> What you are asked to do
Nothing in the records may be left out or altered; reproduce them all exactly.

> Supplied information
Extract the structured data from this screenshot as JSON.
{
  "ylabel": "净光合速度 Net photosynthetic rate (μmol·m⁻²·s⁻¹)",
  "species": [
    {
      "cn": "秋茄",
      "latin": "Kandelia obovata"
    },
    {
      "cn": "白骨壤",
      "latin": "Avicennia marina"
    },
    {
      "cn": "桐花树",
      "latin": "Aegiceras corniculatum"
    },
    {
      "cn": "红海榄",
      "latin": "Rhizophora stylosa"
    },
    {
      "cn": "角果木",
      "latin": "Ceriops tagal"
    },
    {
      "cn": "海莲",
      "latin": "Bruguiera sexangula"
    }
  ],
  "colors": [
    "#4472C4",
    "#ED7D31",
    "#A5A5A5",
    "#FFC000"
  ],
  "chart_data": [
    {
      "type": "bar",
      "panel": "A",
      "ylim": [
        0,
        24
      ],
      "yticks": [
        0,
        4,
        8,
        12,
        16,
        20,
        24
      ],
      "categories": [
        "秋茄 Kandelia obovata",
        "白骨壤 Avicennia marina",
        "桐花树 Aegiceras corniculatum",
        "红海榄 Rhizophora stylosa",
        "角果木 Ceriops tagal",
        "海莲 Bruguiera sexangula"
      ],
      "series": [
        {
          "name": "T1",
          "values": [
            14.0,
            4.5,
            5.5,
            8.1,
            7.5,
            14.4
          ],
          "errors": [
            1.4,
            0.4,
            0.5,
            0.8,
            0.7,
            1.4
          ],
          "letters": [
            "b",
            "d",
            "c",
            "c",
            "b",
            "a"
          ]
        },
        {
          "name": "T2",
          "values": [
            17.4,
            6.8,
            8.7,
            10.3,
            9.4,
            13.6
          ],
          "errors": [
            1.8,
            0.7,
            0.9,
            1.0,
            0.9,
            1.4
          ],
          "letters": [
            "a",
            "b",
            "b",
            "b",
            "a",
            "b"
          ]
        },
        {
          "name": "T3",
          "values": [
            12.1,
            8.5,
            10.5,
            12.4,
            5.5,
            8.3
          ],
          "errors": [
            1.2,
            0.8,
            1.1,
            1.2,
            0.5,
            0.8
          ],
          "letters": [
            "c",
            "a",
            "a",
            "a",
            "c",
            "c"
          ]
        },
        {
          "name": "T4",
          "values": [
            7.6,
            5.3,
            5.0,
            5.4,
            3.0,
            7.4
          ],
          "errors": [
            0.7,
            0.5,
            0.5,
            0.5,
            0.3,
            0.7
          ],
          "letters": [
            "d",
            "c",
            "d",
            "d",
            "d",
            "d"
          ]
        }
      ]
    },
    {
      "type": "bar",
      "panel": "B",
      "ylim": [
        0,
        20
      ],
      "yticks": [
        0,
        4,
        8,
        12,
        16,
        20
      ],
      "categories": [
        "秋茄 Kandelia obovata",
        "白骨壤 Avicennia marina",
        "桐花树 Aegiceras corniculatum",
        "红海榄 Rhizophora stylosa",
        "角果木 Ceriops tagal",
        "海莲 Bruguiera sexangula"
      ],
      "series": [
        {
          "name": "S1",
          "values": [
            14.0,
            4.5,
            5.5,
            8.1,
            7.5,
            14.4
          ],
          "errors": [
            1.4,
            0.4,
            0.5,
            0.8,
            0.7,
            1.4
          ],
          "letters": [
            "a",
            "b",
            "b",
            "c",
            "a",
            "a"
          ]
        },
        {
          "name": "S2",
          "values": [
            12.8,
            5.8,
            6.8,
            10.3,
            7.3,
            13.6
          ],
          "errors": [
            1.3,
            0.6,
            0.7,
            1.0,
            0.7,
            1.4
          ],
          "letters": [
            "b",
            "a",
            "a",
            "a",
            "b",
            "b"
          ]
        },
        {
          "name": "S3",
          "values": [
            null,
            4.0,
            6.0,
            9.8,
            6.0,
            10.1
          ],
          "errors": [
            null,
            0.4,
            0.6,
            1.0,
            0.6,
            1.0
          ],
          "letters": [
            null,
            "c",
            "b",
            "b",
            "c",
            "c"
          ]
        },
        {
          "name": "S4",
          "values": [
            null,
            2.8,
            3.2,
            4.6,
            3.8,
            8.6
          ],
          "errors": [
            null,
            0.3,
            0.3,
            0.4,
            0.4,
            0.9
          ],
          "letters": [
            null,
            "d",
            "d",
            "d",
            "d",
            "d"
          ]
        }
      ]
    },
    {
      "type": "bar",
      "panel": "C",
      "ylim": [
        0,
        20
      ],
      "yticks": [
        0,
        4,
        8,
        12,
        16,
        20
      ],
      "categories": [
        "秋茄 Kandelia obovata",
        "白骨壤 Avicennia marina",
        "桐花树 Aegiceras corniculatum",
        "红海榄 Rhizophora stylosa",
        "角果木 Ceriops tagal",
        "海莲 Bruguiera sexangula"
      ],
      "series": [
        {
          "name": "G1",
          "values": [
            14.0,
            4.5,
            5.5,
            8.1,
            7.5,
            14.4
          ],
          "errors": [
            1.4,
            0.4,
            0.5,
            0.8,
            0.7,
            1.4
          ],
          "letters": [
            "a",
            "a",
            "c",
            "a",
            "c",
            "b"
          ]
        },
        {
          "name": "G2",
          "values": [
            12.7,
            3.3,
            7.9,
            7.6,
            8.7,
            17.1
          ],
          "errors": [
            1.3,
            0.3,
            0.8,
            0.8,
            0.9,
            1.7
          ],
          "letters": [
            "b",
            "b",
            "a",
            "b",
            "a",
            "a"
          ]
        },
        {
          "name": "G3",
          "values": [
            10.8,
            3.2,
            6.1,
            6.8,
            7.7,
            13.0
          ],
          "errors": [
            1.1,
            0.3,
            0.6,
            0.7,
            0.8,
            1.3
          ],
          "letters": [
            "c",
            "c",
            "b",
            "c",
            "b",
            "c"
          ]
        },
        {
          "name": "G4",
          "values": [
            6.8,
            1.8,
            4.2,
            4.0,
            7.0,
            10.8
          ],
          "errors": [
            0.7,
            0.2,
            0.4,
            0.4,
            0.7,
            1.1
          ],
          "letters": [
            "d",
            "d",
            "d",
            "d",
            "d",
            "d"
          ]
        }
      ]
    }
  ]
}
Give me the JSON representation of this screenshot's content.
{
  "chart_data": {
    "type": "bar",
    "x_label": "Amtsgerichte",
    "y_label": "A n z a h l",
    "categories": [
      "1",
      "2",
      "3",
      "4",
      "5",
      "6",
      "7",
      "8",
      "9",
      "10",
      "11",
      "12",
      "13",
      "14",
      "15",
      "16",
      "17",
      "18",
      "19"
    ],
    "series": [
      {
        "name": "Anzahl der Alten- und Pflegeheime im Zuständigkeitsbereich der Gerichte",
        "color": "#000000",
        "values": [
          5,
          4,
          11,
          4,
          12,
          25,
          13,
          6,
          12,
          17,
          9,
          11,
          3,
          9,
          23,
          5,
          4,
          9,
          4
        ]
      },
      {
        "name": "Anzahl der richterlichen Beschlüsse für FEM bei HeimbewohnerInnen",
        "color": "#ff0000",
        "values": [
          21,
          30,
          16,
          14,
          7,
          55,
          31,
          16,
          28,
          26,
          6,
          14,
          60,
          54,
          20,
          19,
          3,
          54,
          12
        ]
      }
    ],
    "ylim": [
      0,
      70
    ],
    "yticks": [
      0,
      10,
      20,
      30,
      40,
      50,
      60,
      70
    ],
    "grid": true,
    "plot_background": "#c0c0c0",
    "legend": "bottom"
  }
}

> Reply
Extract the structured data from this screenshot as JSON.
{
  "ylabel": "净光合速度 Net photosynthetic rate (μmol·m⁻²·s⁻¹)",
  "species": [
    {
      "cn": "秋茄",
      "latin": "Kandelia obovata"
    },
    {
      "cn": "白骨壤",
      "latin": "Avicennia marina"
    },
    {
      "cn": "桐花树",
      "latin": "Aegiceras corniculatum"
    },
    {
      "cn": "红海榄",
      "latin": "Rhizophora stylosa"
    },
    {
      "cn": "角果木",
      "latin": "Ceriops tagal"
    },
    {
      "cn": "海莲",
      "latin": "Bruguiera sexangula"
    }
  ],
  "colors": [
    "#4472C4",
    "#ED7D31",
    "#A5A5A5",
    "#FFC000"
  ],
  "chart_data": [
    {
      "type": "bar",
      "panel": "A",
      "ylim": [
        0,
        24
      ],
      "yticks": [
        0,
        4,
        8,
        12,
        16,
        20,
        24
      ],
      "categories": [
        "秋茄 Kandelia obovata",
        "白骨壤 Avicennia marina",
        "桐花树 Aegiceras corniculatum",
        "红海榄 Rhizophora stylosa",
        "角果木 Ceriops tagal",
        "海莲 Bruguiera sexangula"
      ],
      "series": [
        {
          "name": "T1",
          "values": [
            14.0,
            4.5,
            5.5,
            8.1,
            7.5,
            14.4
          ],
          "errors": [
            1.4,
            0.4,
            0.5,
            0.8,
            0.7,
            1.4
          ],
          "letters": [
            "b",
            "d",
            "c",
            "c",
            "b",
            "a"
          ]
        },
        {
          "name": "T2",
          "values": [
            17.4,
            6.8,
            8.7,
            10.3,
            9.4,
            13.6
          ],
          "errors": [
            1.8,
            0.7,
            0.9,
            1.0,
            0.9,
            1.4
          ],
          "letters": [
            "a",
            "b",
            "b",
            "b",
            "a",
            "b"
          ]
        },
        {
          "name": "T3",
          "values": [
            12.1,
            8.5,
            10.5,
            12.4,
            5.5,
            8.3
          ],
          "errors": [
            1.2,
            0.8,
            1.1,
            1.2,
            0.5,
            0.8
          ],
          "letters": [
            "c",
            "a",
            "a",
            "a",
            "c",
            "c"
          ]
        },
        {
          "name": "T4",
          "values": [
            7.6,
            5.3,
            5.0,
            5.4,
            3.0,
            7.4
          ],
          "errors": [
            0.7,
            0.5,
            0.5,
            0.5,
            0.3,
            0.7
          ],
          "letters": [
            "d",
            "c",
            "d",
            "d",
            "d",
            "d"
          ]
        }
      ]
    },
    {
      "type": "bar",
      "panel": "B",
      "ylim": [
        0,
        20
      ],
      "yticks": [
        0,
        4,
        8,
        12,
        16,
        20
      ],
      "categories": [
        "秋茄 Kandelia obovata",
        "白骨壤 Avicennia marina",
        "桐花树 Aegiceras corniculatum",
        "红海榄 Rhizophora stylosa",
        "角果木 Ceriops tagal",
        "海莲 Bruguiera sexangula"
      ],
      "series": [
        {
          "name": "S1",
          "values": [
            14.0,
            4.5,
            5.5,
            8.1,
            7.5,
            14.4
          ],
          "errors": [
            1.4,
            0.4,
            0.5,
            0.8,
            0.7,
            1.4
          ],
          "letters": [
            "a",
            "b",
            "b",
            "c",
            "a",
            "a"
          ]
        },
        {
          "name": "S2",
          "values": [
            12.8,
            5.8,
            6.8,
            10.3,
            7.3,
            13.6
          ],
          "errors": [
            1.3,
            0.6,
            0.7,
            1.0,
            0.7,
            1.4
          ],
          "letters": [
            "b",
            "a",
            "a",
            "a",
            "b",
            "b"
          ]
        },
        {
          "name": "S3",
          "values": [
            null,
            4.0,
            6.0,
            9.8,
            6.0,
            10.1
          ],
          "errors": [
            null,
            0.4,
            0.6,
            1.0,
            0.6,
            1.0
          ],
          "letters": [
            null,
            "c",
            "b",
            "b",
            "c",
            "c"
          ]
        },
        {
          "name": "S4",
          "values": [
            null,
            2.8,
            3.2,
            4.6,
            3.8,
            8.6
          ],
          "errors": [
            null,
            0.3,
            0.3,
            0.4,
            0.4,
            0.9
          ],
          "letters": [
            null,
            "d",
            "d",
            "d",
            "d",
            "d"
          ]
        }
      ]
    },
    {
      "type": "bar",
      "panel": "C",
      "ylim": [
        0,
        20
      ],
      "yticks": [
        0,
        4,
        8,
        12,
        16,
        20
      ],
      "categories": [
        "秋茄 Kandelia obovata",
        "白骨壤 Avicennia marina",
        "桐花树 Aegiceras corniculatum",
        "红海榄 Rhizophora stylosa",
        "角果木 Ceriops tagal",
        "海莲 Bruguiera sexangula"
      ],
      "series": [
        {
          "name": "G1",
          "values": [
            14.0,
            4.5,
            5.5,
            8.1,
            7.5,
            14.4
          ],
          "errors": [
            1.4,
            0.4,
            0.5,
            0.8,
            0.7,
            1.4
          ],
          "letters": [
            "a",
            "a",
            "c",
            "a",
            "c",
            "b"
          ]
        },
        {
          "name": "G2",
          "values": [
            12.7,
            3.3,
            7.9,
            7.6,
            8.7,
            17.1
          ],
          "errors": [
            1.3,
            0.3,
            0.8,
            0.8,
            0.9,
            1.7
          ],
          "letters": [
            "b",
            "b",
            "a",
            "b",
            "a",
            "a"
          ]
        },
        {
          "name": "G3",
          "values": [
            10.8,
            3.2,
            6.1,
            6.8,
            7.7,
            13.0
          ],
          "errors": [
            1.1,
            0.3,
            0.6,
            0.7,
            0.8,
            1.3
          ],
          "letters": [
            "c",
            "c",
            "b",
            "c",
            "b",
            "c"
          ]
        },
        {
          "name": "G4",
          "values": [
            6.8,
            1.8,
            4.2,
            4.0,
            7.0,
            10.8
          ],
          "errors": [
            0.7,
            0.2,
            0.4,
            0.4,
            0.7,
            1.1
          ],
          "letters": [
            "d",
            "d",
            "d",
            "d",
            "d",
            "d"
          ]
        }
      ]
    }
  ]
}
Give me the JSON representation of this screenshot's content.
{
  "chart_data": {
    "type": "bar",
    "x_label": "Amtsgerichte",
    "y_label": "A n z a h l",
    "categories": [
      "1",
      "2",
      "3",
      "4",
      "5",
      "6",
      "7",
      "8",
      "9",
      "10",
      "11",
      "12",
      "13",
      "14",
      "15",
      "16",
      "17",
      "18",
      "19"
    ],
    "series": [
      {
        "name": "Anzahl der Alten- und Pflegeheime im Zuständigkeitsbereich der Gerichte",
        "color": "#000000",
        "values": [
          5,
          4,
          11,
          4,
          12,
          25,
          13,
          6,
          12,
          17,
          9,
          11,
          3,
          9,
          23,
          5,
          4,
          9,
          4
        ]
      },
      {
        "name": "Anzahl der richterlichen Beschlüsse für FEM bei HeimbewohnerInnen",
        "color": "#ff0000",
        "values": [
          21,
          30,
          16,
          14,
          7,
          55,
          31,
          16,
          28,
          26,
          6,
          14,
          60,
          54,
          20,
          19,
          3,
          54,
          12
        ]
      }
    ],
    "ylim": [
      0,
      70
    ],
    "yticks": [
      0,
      10,
      20,
      30,
      40,
      50,
      60,
      70
    ],
    "grid": true,
    "plot_background": "#c0c0c0",
    "legend": "bottom"
  }
}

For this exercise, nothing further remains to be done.